Exercise brief: Scan the entries below. List each line with "hand".

(Stored entries)
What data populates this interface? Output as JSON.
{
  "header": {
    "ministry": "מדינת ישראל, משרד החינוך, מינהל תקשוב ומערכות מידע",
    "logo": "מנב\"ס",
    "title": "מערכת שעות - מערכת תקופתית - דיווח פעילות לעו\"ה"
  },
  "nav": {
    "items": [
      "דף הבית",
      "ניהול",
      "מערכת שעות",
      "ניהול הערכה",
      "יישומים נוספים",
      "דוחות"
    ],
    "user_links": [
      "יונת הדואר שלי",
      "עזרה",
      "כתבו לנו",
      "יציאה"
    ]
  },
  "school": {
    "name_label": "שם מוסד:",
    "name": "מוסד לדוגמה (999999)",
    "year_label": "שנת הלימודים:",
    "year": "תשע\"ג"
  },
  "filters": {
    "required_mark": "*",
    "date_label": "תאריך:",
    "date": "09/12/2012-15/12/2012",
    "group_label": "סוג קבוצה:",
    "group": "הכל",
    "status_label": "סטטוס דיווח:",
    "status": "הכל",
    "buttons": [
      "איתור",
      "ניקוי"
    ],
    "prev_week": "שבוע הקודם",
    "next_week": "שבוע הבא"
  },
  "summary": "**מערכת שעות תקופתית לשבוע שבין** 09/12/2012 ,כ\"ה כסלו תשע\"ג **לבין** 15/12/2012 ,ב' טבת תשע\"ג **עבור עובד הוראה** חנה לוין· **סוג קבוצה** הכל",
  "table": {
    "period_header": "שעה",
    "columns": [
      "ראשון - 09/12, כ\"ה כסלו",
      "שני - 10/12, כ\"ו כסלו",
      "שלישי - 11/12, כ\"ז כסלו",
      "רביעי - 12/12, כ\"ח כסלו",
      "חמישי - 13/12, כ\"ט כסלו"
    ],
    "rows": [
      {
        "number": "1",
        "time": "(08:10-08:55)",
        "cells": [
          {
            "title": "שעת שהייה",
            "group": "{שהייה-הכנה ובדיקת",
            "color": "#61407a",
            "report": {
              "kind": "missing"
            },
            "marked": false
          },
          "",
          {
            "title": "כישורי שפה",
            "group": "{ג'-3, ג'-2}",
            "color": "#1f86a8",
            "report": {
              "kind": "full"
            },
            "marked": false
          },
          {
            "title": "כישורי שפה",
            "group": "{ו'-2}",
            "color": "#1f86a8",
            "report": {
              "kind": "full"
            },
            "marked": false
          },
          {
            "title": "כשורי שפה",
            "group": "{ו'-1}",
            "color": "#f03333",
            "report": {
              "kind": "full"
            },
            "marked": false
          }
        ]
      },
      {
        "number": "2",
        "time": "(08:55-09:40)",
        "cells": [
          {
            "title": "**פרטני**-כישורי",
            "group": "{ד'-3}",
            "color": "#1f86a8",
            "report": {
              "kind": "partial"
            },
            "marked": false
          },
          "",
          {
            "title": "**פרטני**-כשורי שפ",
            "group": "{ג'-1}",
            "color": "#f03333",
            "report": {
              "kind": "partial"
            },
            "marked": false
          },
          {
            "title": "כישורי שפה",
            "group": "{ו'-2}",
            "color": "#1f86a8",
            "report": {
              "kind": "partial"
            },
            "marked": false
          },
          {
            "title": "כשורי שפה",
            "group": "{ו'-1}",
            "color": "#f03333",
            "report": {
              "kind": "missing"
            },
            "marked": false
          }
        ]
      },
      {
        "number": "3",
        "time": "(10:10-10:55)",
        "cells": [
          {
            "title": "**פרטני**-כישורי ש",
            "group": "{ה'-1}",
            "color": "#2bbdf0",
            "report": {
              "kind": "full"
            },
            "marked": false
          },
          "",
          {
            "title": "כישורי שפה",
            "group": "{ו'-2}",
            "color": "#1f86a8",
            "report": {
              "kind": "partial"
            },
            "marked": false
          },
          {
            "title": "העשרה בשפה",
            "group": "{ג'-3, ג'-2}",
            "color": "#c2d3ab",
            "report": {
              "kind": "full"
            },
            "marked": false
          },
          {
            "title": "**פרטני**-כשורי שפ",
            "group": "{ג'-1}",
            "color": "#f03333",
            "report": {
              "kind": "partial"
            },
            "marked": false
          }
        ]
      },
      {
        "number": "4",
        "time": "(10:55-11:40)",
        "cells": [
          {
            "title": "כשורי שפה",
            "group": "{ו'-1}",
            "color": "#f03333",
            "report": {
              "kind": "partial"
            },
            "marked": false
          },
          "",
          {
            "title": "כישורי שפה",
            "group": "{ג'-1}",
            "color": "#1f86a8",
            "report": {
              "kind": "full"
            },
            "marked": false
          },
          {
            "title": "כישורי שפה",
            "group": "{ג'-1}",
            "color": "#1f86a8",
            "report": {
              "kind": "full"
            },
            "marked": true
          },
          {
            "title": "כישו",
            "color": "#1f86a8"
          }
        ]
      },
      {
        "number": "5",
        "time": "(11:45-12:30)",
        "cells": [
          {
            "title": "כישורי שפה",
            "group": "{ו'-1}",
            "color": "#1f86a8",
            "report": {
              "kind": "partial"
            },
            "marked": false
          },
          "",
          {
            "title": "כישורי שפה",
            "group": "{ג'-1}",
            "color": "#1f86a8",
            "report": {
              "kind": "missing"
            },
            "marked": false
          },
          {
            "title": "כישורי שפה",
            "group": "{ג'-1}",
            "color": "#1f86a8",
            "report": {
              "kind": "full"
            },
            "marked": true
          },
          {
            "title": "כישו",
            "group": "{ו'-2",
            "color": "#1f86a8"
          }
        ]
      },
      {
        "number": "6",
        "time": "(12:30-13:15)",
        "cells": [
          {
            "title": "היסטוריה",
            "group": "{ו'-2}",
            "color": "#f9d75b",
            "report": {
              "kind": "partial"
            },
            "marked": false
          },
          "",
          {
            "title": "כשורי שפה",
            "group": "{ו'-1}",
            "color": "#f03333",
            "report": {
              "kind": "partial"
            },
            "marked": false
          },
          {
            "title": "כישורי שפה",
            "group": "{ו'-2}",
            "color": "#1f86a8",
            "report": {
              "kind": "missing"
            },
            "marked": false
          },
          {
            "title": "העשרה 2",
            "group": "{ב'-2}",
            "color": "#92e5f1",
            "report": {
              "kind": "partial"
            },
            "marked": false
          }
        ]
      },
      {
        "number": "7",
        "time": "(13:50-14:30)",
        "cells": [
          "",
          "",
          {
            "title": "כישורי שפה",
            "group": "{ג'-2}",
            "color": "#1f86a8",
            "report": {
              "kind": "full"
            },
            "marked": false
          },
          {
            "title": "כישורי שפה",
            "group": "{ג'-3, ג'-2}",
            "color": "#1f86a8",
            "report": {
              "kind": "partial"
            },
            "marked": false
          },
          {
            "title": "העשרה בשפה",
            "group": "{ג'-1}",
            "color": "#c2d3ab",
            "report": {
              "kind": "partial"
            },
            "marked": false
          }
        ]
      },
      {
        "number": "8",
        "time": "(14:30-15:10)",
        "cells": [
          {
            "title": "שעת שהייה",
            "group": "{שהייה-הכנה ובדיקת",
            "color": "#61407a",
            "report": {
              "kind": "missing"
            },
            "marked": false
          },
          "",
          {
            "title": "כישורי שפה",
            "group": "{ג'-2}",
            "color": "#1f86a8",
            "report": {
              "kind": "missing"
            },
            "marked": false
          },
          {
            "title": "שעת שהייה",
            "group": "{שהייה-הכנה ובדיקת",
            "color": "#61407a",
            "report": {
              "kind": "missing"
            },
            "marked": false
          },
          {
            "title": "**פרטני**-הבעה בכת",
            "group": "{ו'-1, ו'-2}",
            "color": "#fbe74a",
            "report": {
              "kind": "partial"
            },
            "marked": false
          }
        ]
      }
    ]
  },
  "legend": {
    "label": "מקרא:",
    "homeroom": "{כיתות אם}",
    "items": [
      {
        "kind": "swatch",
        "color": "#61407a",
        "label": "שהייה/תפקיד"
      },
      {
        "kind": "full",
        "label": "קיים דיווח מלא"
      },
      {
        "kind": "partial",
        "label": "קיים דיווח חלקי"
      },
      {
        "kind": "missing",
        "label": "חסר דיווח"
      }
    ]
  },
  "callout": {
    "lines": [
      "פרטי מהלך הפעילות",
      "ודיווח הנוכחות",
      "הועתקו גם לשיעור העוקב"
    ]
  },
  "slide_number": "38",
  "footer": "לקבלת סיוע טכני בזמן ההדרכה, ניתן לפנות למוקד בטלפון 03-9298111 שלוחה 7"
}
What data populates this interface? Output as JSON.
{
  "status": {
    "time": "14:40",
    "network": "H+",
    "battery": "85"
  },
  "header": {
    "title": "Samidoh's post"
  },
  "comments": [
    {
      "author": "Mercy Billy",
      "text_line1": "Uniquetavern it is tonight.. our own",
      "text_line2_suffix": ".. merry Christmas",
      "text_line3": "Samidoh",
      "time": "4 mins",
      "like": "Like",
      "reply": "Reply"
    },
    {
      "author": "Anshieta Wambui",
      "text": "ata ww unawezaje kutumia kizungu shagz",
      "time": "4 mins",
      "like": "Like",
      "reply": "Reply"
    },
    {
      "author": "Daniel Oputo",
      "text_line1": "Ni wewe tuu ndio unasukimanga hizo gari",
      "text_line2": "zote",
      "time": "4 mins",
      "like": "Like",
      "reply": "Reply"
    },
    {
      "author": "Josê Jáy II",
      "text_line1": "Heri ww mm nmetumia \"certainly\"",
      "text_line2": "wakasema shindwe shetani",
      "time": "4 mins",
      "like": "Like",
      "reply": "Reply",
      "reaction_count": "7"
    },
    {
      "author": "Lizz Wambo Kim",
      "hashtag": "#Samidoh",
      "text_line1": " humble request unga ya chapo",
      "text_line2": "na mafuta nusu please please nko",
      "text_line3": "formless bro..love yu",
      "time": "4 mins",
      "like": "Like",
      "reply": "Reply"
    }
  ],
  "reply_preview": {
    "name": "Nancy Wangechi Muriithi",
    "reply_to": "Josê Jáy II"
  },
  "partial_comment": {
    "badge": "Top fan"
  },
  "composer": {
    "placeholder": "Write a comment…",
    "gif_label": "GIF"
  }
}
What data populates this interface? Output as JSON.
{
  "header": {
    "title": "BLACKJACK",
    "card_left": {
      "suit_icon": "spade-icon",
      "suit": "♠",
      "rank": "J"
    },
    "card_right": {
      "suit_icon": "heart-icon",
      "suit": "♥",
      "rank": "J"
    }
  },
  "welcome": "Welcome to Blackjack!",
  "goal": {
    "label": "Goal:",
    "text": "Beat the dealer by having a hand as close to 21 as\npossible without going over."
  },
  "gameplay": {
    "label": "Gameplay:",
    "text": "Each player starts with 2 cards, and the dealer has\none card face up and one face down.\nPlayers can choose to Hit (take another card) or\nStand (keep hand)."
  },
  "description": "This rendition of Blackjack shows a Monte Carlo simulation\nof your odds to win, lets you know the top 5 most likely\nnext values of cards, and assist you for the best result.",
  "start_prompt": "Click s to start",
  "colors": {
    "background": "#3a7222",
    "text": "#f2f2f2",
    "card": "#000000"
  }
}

Result of this exercise:
    "text": "Beat the dealer by having a hand as close to 21 as\npossible without going over."
    "text": "Each player starts with 2 cards, and the dealer has\none card face up and one face down.\nPlayers can choose to Hit (take another card) or\nStand (keep hand)."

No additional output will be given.